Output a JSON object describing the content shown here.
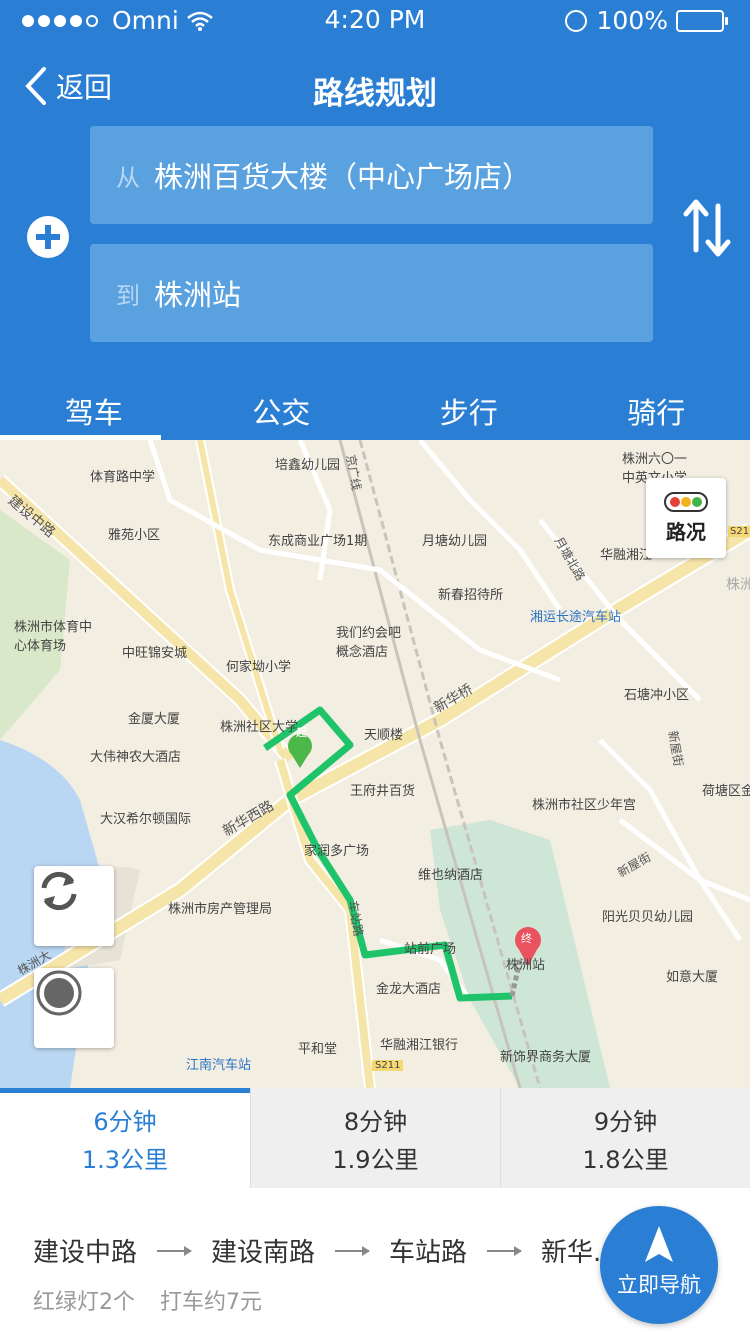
{
  "status_bar": {
    "carrier": "Omni",
    "time": "4:20 PM",
    "battery": "100%"
  },
  "navbar": {
    "back_label": "返回",
    "title": "路线规划"
  },
  "route_inputs": {
    "from_prefix": "从",
    "from_value": "株洲百货大楼（中心广场店）",
    "to_prefix": "到",
    "to_value": "株洲站"
  },
  "tabs": [
    {
      "label": "驾车",
      "active": true
    },
    {
      "label": "公交",
      "active": false
    },
    {
      "label": "步行",
      "active": false
    },
    {
      "label": "骑行",
      "active": false
    }
  ],
  "map": {
    "traffic_label": "路况",
    "pois": [
      "体育路中学",
      "培鑫幼儿园",
      "株洲六〇一中英文小学",
      "建设中路",
      "雅苑小区",
      "东成商业广场1期",
      "月塘幼儿园",
      "月塘北路",
      "华融湘江",
      "株洲市体育中心体育场",
      "新春招待所",
      "湘运长途汽车站",
      "中旺锦安城",
      "我们约会吧概念酒店",
      "何家坳小学",
      "石塘冲小区",
      "金厦大厦",
      "株洲社区大学",
      "天顺楼",
      "新华桥",
      "大伟神农大酒店",
      "王府井百货",
      "株洲市社区少年宫",
      "荷塘区金",
      "大汉希尔顿国际",
      "新华西路",
      "家润多广场",
      "维也纳酒店",
      "新屋街",
      "株洲市房产管理局",
      "阳光贝贝幼儿园",
      "株洲大",
      "站前广场",
      "株洲站",
      "如意大厦",
      "金龙大酒店",
      "平和堂",
      "华融湘江银行",
      "新饰界商务大厦",
      "江南汽车站",
      "S211",
      "起",
      "终",
      "京广线",
      "车站路",
      "新屋街",
      "S211",
      "株洲"
    ]
  },
  "route_options": [
    {
      "time": "6分钟",
      "distance": "1.3公里",
      "active": true
    },
    {
      "time": "8分钟",
      "distance": "1.9公里",
      "active": false
    },
    {
      "time": "9分钟",
      "distance": "1.8公里",
      "active": false
    }
  ],
  "route_detail": {
    "steps": [
      "建设中路",
      "建设南路",
      "车站路",
      "新华..."
    ],
    "traffic_lights": "红绿灯2个",
    "taxi_fare": "打车约7元"
  },
  "navigate_button": {
    "label": "立即导航"
  },
  "colors": {
    "primary": "#2a7fd4",
    "route_green": "#1fc46a",
    "map_bg": "#f3eee2"
  }
}
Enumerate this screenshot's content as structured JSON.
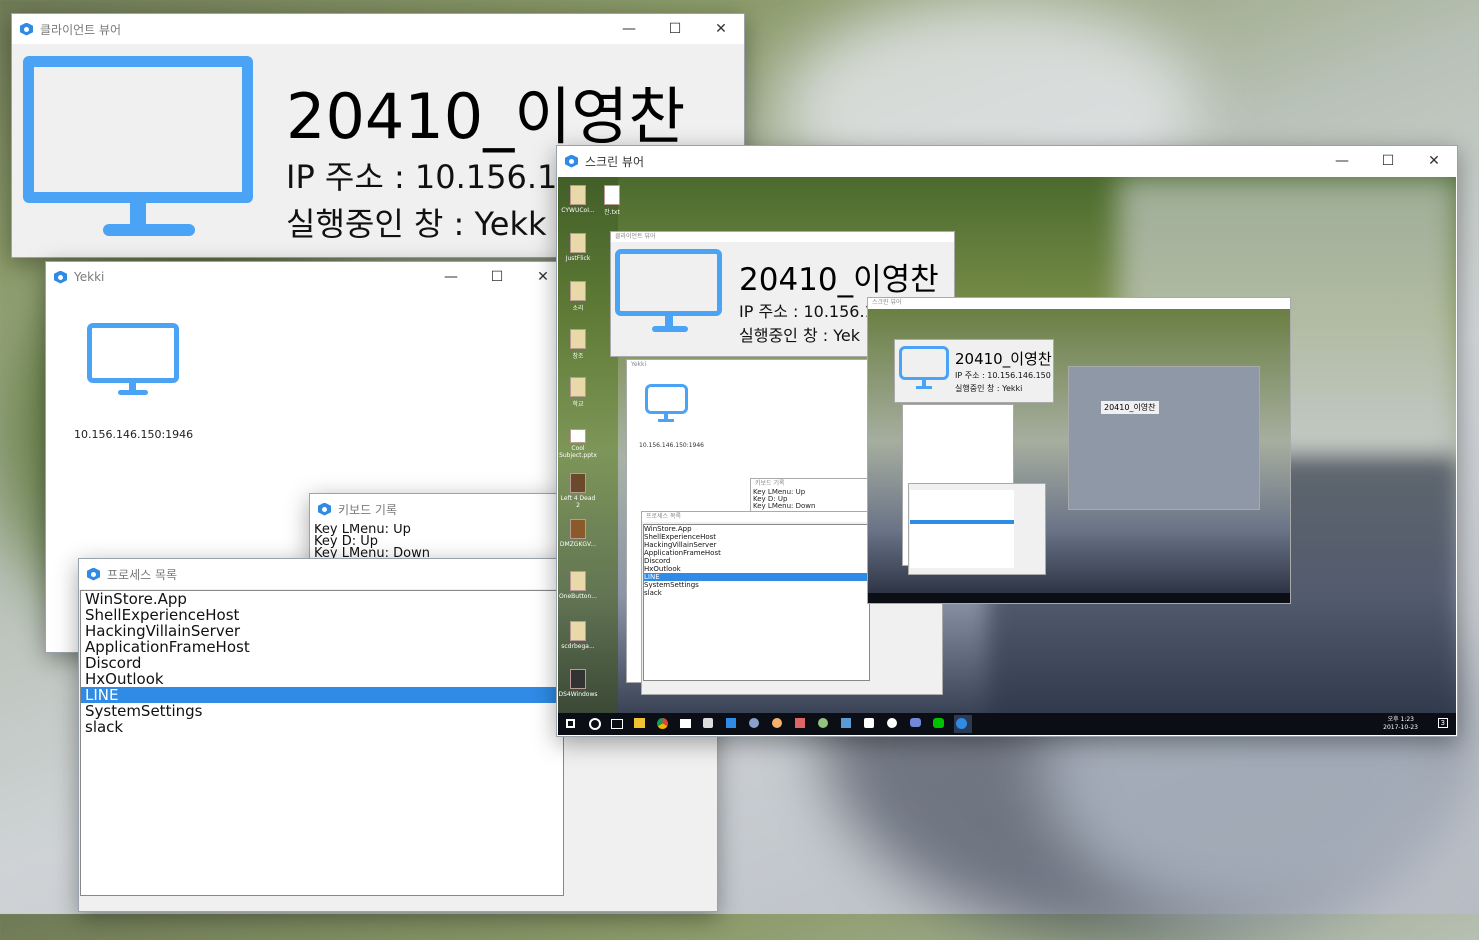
****************
**CHALLENGE**. Quote all the records verbatim, dropping any pictures from your copy.

**SOLUTION TO THIS PROBLEM**.
Output a JSON object describing the content shown here.
{
  "status_bar": {
    "carrier": "Omni",
    "time": "4:20 PM",
    "battery": "100%"
  },
  "navbar": {
    "back_label": "返回",
    "title": "路线规划"
  },
  "route_inputs": {
    "from_prefix": "从",
    "from_value": "株洲百货大楼（中心广场店）",
    "to_prefix": "到",
    "to_value": "株洲站"
  },
  "tabs": [
    {
      "label": "驾车",
      "active": true
    },
    {
      "label": "公交",
      "active": false
    },
    {
      "label": "步行",
      "active": false
    },
    {
      "label": "骑行",
      "active": false
    }
  ],
  "map": {
    "traffic_label": "路况",
    "pois": [
      "体育路中学",
      "培鑫幼儿园",
      "株洲六〇一中英文小学",
      "建设中路",
      "雅苑小区",
      "东成商业广场1期",
      "月塘幼儿园",
      "月塘北路",
      "华融湘江",
      "株洲市体育中心体育场",
      "新春招待所",
      "湘运长途汽车站",
      "中旺锦安城",
      "我们约会吧概念酒店",
      "何家坳小学",
      "石塘冲小区",
      "金厦大厦",
      "株洲社区大学",
      "天顺楼",
      "新华桥",
      "大伟神农大酒店",
      "王府井百货",
      "株洲市社区少年宫",
      "荷塘区金",
      "大汉希尔顿国际",
      "新华西路",
      "家润多广场",
      "维也纳酒店",
      "新屋街",
      "株洲市房产管理局",
      "阳光贝贝幼儿园",
      "株洲大",
      "站前广场",
      "株洲站",
      "如意大厦",
      "金龙大酒店",
      "平和堂",
      "华融湘江银行",
      "新饰界商务大厦",
      "江南汽车站",
      "S211",
      "起",
      "终",
      "京广线",
      "车站路",
      "新屋街",
      "S211",
      "株洲"
    ]
  },
  "route_options": [
    {
      "time": "6分钟",
      "distance": "1.3公里",
      "active": true
    },
    {
      "time": "8分钟",
      "distance": "1.9公里",
      "active": false
    },
    {
      "time": "9分钟",
      "distance": "1.8公里",
      "active": false
    }
  ],
  "route_detail": {
    "steps": [
      "建设中路",
      "建设南路",
      "车站路",
      "新华..."
    ],
    "traffic_lights": "红绿灯2个",
    "taxi_fare": "打车约7元"
  },
  "navigate_button": {
    "label": "立即导航"
  },
  "colors": {
    "primary": "#2a7fd4",
    "route_green": "#1fc46a",
    "map_bg": "#f3eee2"
  }
}
Enumerate this screenshot's content as structured JSON.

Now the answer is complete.